> EXTRACTED INFORMATION:
————————
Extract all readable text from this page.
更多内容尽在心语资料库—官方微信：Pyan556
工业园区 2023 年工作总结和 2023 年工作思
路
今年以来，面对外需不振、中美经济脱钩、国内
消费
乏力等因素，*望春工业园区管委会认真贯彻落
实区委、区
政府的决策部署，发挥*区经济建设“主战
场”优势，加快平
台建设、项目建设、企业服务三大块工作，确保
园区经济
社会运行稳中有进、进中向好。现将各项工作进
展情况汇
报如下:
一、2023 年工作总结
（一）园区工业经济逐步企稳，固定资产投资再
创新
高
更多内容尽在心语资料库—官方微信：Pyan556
————————
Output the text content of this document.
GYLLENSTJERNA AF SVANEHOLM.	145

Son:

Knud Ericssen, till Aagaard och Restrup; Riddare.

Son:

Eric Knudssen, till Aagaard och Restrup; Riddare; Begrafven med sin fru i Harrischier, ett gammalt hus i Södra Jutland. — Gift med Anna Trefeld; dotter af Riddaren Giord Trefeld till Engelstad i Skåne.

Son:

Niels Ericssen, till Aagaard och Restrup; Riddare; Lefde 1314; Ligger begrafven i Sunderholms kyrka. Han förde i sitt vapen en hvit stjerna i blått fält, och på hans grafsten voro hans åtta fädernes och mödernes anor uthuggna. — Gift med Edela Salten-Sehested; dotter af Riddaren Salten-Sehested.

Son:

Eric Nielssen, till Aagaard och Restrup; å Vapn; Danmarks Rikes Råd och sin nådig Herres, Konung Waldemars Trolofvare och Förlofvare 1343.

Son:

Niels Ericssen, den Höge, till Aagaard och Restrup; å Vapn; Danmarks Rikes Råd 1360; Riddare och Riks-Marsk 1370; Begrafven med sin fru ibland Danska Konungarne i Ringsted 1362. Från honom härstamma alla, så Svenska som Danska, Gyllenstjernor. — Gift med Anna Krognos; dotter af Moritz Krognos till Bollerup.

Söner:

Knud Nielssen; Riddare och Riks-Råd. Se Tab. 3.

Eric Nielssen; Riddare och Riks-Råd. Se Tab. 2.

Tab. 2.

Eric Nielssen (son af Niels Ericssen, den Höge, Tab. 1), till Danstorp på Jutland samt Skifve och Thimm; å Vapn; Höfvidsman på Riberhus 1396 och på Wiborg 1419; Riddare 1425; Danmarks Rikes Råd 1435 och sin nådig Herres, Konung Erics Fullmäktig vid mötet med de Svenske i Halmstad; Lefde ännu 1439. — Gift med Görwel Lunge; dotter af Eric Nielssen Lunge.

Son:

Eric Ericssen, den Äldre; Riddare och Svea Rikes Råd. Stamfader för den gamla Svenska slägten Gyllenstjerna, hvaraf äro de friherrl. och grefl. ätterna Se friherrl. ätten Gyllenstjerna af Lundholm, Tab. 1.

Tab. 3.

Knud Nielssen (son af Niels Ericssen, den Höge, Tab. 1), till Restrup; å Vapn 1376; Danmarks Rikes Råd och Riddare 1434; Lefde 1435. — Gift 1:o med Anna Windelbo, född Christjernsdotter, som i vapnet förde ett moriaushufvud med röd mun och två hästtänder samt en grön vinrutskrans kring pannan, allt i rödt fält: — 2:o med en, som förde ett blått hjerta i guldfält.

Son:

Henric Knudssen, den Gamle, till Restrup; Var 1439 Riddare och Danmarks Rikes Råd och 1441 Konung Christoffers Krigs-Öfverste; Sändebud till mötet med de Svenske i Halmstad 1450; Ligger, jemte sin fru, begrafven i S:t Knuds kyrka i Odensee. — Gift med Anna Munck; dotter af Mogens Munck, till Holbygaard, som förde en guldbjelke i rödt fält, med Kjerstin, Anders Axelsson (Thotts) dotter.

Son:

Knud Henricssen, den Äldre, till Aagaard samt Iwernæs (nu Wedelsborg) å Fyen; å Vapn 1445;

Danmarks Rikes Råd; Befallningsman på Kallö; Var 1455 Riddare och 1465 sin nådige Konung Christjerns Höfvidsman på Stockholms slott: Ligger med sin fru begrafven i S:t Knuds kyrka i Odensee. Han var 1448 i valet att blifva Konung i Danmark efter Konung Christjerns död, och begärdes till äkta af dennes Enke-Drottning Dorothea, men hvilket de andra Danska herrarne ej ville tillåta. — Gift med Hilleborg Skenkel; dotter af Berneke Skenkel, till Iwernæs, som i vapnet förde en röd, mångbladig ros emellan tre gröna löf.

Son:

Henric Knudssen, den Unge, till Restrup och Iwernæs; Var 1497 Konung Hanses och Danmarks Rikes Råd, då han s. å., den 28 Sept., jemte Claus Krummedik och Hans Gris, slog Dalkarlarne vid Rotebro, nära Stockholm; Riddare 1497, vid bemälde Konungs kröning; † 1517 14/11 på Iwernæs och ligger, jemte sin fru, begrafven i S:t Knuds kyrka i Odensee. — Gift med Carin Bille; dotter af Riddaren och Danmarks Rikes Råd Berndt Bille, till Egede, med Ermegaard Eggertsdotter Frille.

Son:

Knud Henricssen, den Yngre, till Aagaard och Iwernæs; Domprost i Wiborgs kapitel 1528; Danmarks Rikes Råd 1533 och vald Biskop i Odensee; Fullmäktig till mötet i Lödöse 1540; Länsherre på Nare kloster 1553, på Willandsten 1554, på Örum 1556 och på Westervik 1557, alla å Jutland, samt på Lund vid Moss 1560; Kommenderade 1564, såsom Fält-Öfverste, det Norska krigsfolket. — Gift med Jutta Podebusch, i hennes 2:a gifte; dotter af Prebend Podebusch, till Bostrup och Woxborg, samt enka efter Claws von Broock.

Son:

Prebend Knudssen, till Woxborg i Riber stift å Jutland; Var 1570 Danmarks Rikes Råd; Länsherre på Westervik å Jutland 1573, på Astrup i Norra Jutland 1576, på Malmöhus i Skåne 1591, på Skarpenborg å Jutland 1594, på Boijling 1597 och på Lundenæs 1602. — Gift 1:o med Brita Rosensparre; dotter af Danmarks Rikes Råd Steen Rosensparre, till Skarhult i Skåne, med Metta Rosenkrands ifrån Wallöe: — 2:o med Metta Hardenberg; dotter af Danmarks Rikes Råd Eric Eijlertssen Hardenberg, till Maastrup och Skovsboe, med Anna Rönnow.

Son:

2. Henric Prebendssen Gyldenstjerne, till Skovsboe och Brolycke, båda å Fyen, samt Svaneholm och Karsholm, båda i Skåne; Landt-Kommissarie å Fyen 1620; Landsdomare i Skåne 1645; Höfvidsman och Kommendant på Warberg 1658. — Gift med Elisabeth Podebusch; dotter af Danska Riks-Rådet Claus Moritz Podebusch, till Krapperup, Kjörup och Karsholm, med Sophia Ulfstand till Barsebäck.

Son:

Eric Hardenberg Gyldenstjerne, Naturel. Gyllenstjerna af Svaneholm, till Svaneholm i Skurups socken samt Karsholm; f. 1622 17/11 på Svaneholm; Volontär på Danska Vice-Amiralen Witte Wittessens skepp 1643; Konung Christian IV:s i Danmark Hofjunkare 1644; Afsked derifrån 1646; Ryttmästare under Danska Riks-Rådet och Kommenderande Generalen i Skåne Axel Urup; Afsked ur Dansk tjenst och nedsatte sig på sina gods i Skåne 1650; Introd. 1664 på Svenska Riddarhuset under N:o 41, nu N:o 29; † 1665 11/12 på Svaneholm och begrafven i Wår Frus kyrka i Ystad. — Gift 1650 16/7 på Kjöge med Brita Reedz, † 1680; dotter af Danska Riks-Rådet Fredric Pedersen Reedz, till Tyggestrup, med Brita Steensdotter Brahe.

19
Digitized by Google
————————
> STATED EXERCISE:
In the entries above, some lines may contain the string "Moritz"; report how many, without additional comment.

> SOLUTION TO THIS EXERCISE:
2